** AIM **
Output every line exactly as written. Leave out pictures.

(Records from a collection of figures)
'''
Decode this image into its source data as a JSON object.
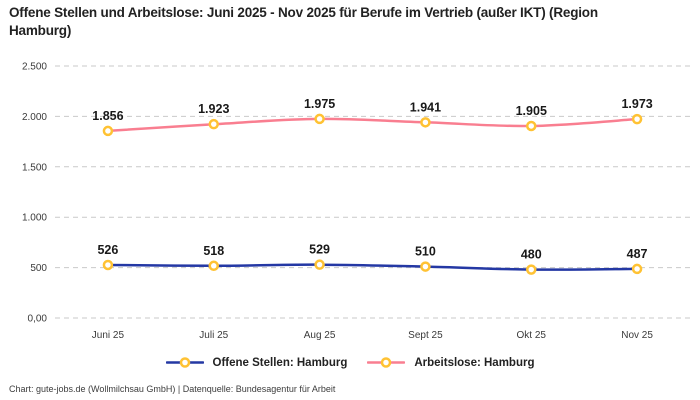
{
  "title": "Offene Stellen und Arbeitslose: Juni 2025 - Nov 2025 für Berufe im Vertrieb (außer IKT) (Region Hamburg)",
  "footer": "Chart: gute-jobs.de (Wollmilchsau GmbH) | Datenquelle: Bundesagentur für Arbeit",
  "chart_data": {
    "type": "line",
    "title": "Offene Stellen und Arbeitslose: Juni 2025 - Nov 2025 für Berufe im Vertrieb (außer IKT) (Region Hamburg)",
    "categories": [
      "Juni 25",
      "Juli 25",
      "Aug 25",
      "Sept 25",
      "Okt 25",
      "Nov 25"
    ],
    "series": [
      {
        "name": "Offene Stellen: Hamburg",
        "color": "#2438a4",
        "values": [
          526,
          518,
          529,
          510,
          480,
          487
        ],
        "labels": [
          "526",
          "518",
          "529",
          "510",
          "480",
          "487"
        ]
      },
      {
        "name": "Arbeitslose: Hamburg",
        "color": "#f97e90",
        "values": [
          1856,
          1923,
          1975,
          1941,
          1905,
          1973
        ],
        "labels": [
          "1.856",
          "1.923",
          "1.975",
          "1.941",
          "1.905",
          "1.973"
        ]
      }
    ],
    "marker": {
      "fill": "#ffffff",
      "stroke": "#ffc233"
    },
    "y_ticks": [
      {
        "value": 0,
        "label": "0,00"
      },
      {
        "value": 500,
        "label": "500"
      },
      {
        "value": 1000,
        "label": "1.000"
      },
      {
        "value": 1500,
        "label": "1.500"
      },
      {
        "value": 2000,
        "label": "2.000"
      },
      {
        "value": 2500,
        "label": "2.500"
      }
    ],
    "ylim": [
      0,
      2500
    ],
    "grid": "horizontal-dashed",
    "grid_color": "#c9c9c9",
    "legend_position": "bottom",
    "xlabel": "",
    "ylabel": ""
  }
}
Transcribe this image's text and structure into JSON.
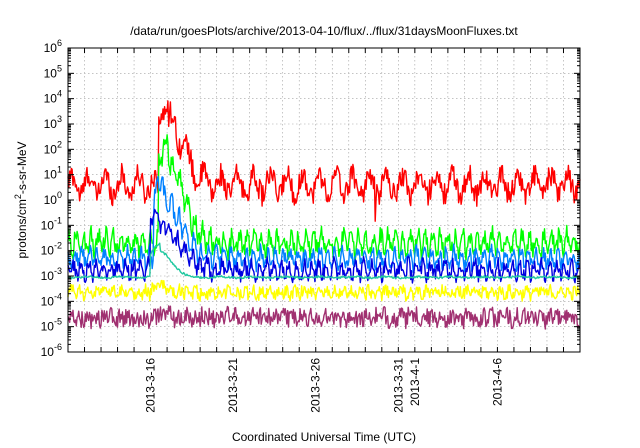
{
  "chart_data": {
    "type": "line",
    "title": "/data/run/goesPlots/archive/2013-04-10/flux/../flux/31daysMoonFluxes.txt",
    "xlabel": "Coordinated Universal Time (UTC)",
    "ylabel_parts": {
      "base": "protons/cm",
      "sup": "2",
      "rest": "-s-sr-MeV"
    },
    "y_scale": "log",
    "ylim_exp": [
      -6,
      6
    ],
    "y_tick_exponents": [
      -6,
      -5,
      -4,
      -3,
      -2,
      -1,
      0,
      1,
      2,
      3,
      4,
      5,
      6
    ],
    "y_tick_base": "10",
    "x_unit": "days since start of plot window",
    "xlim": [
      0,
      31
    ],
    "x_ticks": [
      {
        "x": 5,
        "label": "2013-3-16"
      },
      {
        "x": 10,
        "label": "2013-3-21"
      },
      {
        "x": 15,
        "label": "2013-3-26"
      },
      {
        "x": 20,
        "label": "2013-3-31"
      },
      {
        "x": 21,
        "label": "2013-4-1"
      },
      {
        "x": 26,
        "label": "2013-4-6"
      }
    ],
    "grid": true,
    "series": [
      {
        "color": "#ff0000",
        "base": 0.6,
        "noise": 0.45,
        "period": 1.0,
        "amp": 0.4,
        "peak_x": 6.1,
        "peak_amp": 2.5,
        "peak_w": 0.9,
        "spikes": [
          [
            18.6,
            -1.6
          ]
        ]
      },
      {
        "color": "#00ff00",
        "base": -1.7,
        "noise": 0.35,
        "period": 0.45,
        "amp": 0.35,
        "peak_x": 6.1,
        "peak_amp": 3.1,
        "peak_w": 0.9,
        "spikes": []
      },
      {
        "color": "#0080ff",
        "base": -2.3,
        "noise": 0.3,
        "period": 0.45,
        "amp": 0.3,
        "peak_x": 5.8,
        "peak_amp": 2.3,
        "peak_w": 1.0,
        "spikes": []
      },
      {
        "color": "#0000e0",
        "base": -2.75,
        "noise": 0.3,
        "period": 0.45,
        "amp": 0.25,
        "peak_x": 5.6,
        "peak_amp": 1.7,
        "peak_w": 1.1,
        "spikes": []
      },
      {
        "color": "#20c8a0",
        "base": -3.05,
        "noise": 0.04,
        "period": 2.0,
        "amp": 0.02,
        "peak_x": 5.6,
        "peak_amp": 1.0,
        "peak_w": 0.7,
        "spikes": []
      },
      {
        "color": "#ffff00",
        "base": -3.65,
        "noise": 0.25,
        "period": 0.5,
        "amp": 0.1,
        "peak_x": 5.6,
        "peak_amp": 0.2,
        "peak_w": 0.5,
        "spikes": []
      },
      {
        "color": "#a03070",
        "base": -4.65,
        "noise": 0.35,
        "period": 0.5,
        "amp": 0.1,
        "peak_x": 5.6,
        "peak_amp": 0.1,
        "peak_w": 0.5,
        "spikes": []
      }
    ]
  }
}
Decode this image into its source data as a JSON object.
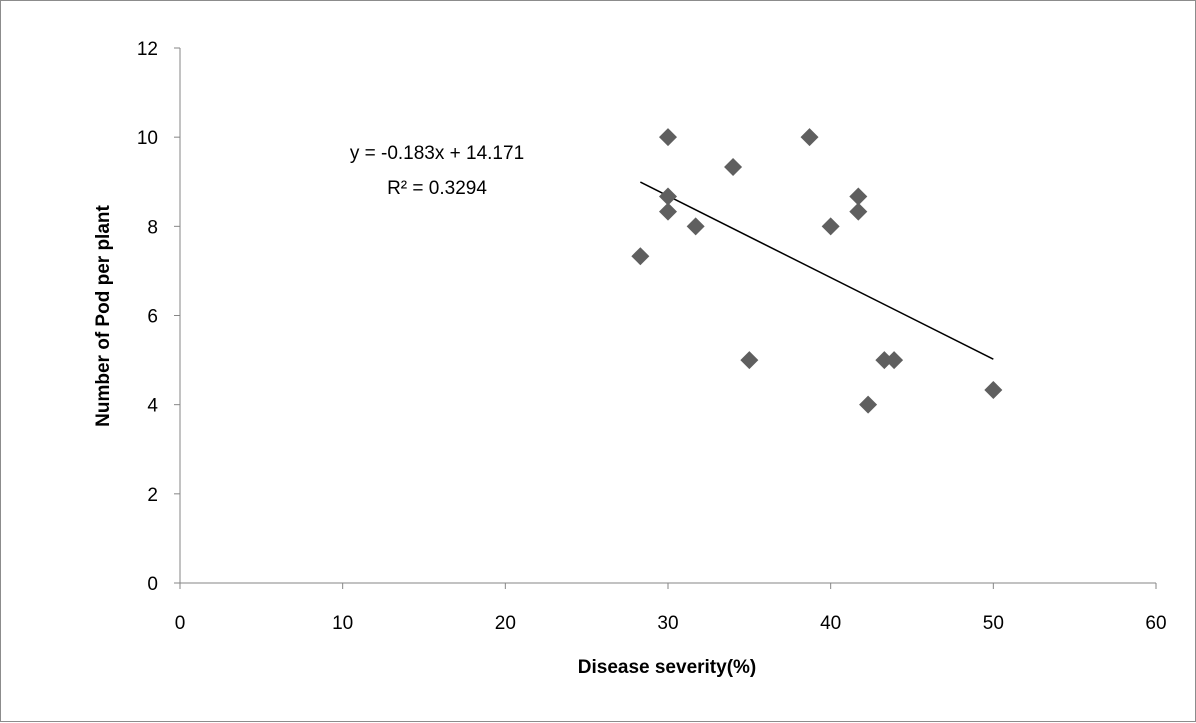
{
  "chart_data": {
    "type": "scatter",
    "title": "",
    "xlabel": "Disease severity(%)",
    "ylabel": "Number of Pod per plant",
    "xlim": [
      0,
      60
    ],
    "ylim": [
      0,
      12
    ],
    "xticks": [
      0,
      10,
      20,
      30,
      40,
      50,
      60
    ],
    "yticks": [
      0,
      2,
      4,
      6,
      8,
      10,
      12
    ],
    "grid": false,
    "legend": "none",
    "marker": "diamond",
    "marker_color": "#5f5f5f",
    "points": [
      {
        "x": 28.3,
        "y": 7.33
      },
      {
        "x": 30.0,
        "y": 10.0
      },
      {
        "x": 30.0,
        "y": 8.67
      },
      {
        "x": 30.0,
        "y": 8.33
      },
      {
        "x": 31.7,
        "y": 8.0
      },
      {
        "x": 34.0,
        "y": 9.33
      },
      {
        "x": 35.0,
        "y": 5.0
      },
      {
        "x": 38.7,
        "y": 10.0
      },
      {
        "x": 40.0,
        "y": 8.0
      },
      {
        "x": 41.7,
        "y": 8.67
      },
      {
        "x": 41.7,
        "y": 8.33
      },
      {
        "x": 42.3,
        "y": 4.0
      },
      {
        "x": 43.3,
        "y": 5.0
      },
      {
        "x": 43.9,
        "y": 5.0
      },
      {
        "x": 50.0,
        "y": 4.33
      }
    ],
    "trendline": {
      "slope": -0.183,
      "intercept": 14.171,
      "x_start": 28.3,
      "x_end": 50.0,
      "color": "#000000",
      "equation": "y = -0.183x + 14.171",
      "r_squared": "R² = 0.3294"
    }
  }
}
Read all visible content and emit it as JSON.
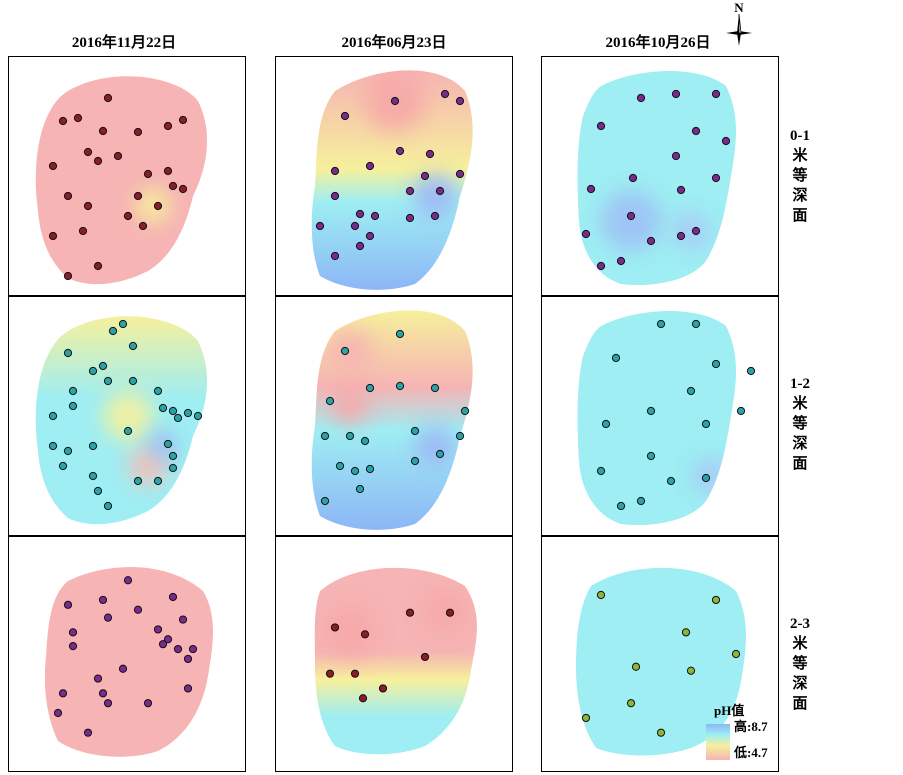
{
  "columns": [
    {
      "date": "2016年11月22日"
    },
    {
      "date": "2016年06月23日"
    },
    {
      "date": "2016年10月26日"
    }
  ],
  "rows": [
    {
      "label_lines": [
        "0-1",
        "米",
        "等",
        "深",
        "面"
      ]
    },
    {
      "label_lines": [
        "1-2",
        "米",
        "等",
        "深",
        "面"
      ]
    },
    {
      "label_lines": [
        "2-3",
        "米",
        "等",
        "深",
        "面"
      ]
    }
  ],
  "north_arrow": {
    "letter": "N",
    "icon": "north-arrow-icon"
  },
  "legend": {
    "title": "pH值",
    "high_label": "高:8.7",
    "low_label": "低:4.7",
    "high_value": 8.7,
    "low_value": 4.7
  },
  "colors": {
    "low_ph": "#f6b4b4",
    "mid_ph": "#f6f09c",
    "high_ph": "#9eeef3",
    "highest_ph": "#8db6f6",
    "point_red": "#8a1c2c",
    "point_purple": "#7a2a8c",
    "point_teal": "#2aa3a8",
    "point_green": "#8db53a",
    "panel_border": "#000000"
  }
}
'''
** WRITTEN SOLUTION **
Decode this image into its source data as a JSON object.
{
  "title": "Offene Stellen und Arbeitslose: Juni 2025 - Nov 2025 für Berufe im Vertrieb (außer IKT) (Region Hamburg)",
  "footer": "Chart: gute-jobs.de (Wollmilchsau GmbH) | Datenquelle: Bundesagentur für Arbeit",
  "chart_data": {
    "type": "line",
    "title": "Offene Stellen und Arbeitslose: Juni 2025 - Nov 2025 für Berufe im Vertrieb (außer IKT) (Region Hamburg)",
    "categories": [
      "Juni 25",
      "Juli 25",
      "Aug 25",
      "Sept 25",
      "Okt 25",
      "Nov 25"
    ],
    "series": [
      {
        "name": "Offene Stellen: Hamburg",
        "color": "#2438a4",
        "values": [
          526,
          518,
          529,
          510,
          480,
          487
        ],
        "labels": [
          "526",
          "518",
          "529",
          "510",
          "480",
          "487"
        ]
      },
      {
        "name": "Arbeitslose: Hamburg",
        "color": "#f97e90",
        "values": [
          1856,
          1923,
          1975,
          1941,
          1905,
          1973
        ],
        "labels": [
          "1.856",
          "1.923",
          "1.975",
          "1.941",
          "1.905",
          "1.973"
        ]
      }
    ],
    "marker": {
      "fill": "#ffffff",
      "stroke": "#ffc233"
    },
    "y_ticks": [
      {
        "value": 0,
        "label": "0,00"
      },
      {
        "value": 500,
        "label": "500"
      },
      {
        "value": 1000,
        "label": "1.000"
      },
      {
        "value": 1500,
        "label": "1.500"
      },
      {
        "value": 2000,
        "label": "2.000"
      },
      {
        "value": 2500,
        "label": "2.500"
      }
    ],
    "ylim": [
      0,
      2500
    ],
    "grid": "horizontal-dashed",
    "grid_color": "#c9c9c9",
    "legend_position": "bottom",
    "xlabel": "",
    "ylabel": ""
  }
}
Transcribe this image's text and structure into JSON.
{
  "chart_data": {
    "type": "line",
    "title": "/data/run/goesPlots/archive/2013-04-10/flux/../flux/31daysMoonFluxes.txt",
    "xlabel": "Coordinated Universal Time (UTC)",
    "ylabel_parts": {
      "base": "protons/cm",
      "sup": "2",
      "rest": "-s-sr-MeV"
    },
    "y_scale": "log",
    "ylim_exp": [
      -6,
      6
    ],
    "y_tick_exponents": [
      -6,
      -5,
      -4,
      -3,
      -2,
      -1,
      0,
      1,
      2,
      3,
      4,
      5,
      6
    ],
    "y_tick_base": "10",
    "x_unit": "days since start of plot window",
    "xlim": [
      0,
      31
    ],
    "x_ticks": [
      {
        "x": 5,
        "label": "2013-3-16"
      },
      {
        "x": 10,
        "label": "2013-3-21"
      },
      {
        "x": 15,
        "label": "2013-3-26"
      },
      {
        "x": 20,
        "label": "2013-3-31"
      },
      {
        "x": 21,
        "label": "2013-4-1"
      },
      {
        "x": 26,
        "label": "2013-4-6"
      }
    ],
    "grid": true,
    "series": [
      {
        "color": "#ff0000",
        "base": 0.6,
        "noise": 0.45,
        "period": 1.0,
        "amp": 0.4,
        "peak_x": 6.1,
        "peak_amp": 2.5,
        "peak_w": 0.9,
        "spikes": [
          [
            18.6,
            -1.6
          ]
        ]
      },
      {
        "color": "#00ff00",
        "base": -1.7,
        "noise": 0.35,
        "period": 0.45,
        "amp": 0.35,
        "peak_x": 6.1,
        "peak_amp": 3.1,
        "peak_w": 0.9,
        "spikes": []
      },
      {
        "color": "#0080ff",
        "base": -2.3,
        "noise": 0.3,
        "period": 0.45,
        "amp": 0.3,
        "peak_x": 5.8,
        "peak_amp": 2.3,
        "peak_w": 1.0,
        "spikes": []
      },
      {
        "color": "#0000e0",
        "base": -2.75,
        "noise": 0.3,
        "period": 0.45,
        "amp": 0.25,
        "peak_x": 5.6,
        "peak_amp": 1.7,
        "peak_w": 1.1,
        "spikes": []
      },
      {
        "color": "#20c8a0",
        "base": -3.05,
        "noise": 0.04,
        "period": 2.0,
        "amp": 0.02,
        "peak_x": 5.6,
        "peak_amp": 1.0,
        "peak_w": 0.7,
        "spikes": []
      },
      {
        "color": "#ffff00",
        "base": -3.65,
        "noise": 0.25,
        "period": 0.5,
        "amp": 0.1,
        "peak_x": 5.6,
        "peak_amp": 0.2,
        "peak_w": 0.5,
        "spikes": []
      },
      {
        "color": "#a03070",
        "base": -4.65,
        "noise": 0.35,
        "period": 0.5,
        "amp": 0.1,
        "peak_x": 5.6,
        "peak_amp": 0.1,
        "peak_w": 0.5,
        "spikes": []
      }
    ]
  }
}
Decode this image into its source data as a JSON object.
{
  "chart_data": {
    "type": "scatter",
    "title": "",
    "xlabel": "Disease severity(%)",
    "ylabel": "Number of Pod per plant",
    "xlim": [
      0,
      60
    ],
    "ylim": [
      0,
      12
    ],
    "xticks": [
      0,
      10,
      20,
      30,
      40,
      50,
      60
    ],
    "yticks": [
      0,
      2,
      4,
      6,
      8,
      10,
      12
    ],
    "grid": false,
    "legend": "none",
    "marker": "diamond",
    "marker_color": "#5f5f5f",
    "points": [
      {
        "x": 28.3,
        "y": 7.33
      },
      {
        "x": 30.0,
        "y": 10.0
      },
      {
        "x": 30.0,
        "y": 8.67
      },
      {
        "x": 30.0,
        "y": 8.33
      },
      {
        "x": 31.7,
        "y": 8.0
      },
      {
        "x": 34.0,
        "y": 9.33
      },
      {
        "x": 35.0,
        "y": 5.0
      },
      {
        "x": 38.7,
        "y": 10.0
      },
      {
        "x": 40.0,
        "y": 8.0
      },
      {
        "x": 41.7,
        "y": 8.67
      },
      {
        "x": 41.7,
        "y": 8.33
      },
      {
        "x": 42.3,
        "y": 4.0
      },
      {
        "x": 43.3,
        "y": 5.0
      },
      {
        "x": 43.9,
        "y": 5.0
      },
      {
        "x": 50.0,
        "y": 4.33
      }
    ],
    "trendline": {
      "slope": -0.183,
      "intercept": 14.171,
      "x_start": 28.3,
      "x_end": 50.0,
      "color": "#000000",
      "equation": "y = -0.183x + 14.171",
      "r_squared": "R² = 0.3294"
    }
  }
}
Read all visible content and emit it as JSON.
{
  "columns": [
    {
      "date": "2016年11月22日"
    },
    {
      "date": "2016年06月23日"
    },
    {
      "date": "2016年10月26日"
    }
  ],
  "rows": [
    {
      "label_lines": [
        "0-1",
        "米",
        "等",
        "深",
        "面"
      ]
    },
    {
      "label_lines": [
        "1-2",
        "米",
        "等",
        "深",
        "面"
      ]
    },
    {
      "label_lines": [
        "2-3",
        "米",
        "等",
        "深",
        "面"
      ]
    }
  ],
  "north_arrow": {
    "letter": "N",
    "icon": "north-arrow-icon"
  },
  "legend": {
    "title": "pH值",
    "high_label": "高:8.7",
    "low_label": "低:4.7",
    "high_value": 8.7,
    "low_value": 4.7
  },
  "colors": {
    "low_ph": "#f6b4b4",
    "mid_ph": "#f6f09c",
    "high_ph": "#9eeef3",
    "highest_ph": "#8db6f6",
    "point_red": "#8a1c2c",
    "point_purple": "#7a2a8c",
    "point_teal": "#2aa3a8",
    "point_green": "#8db53a",
    "panel_border": "#000000"
  }
}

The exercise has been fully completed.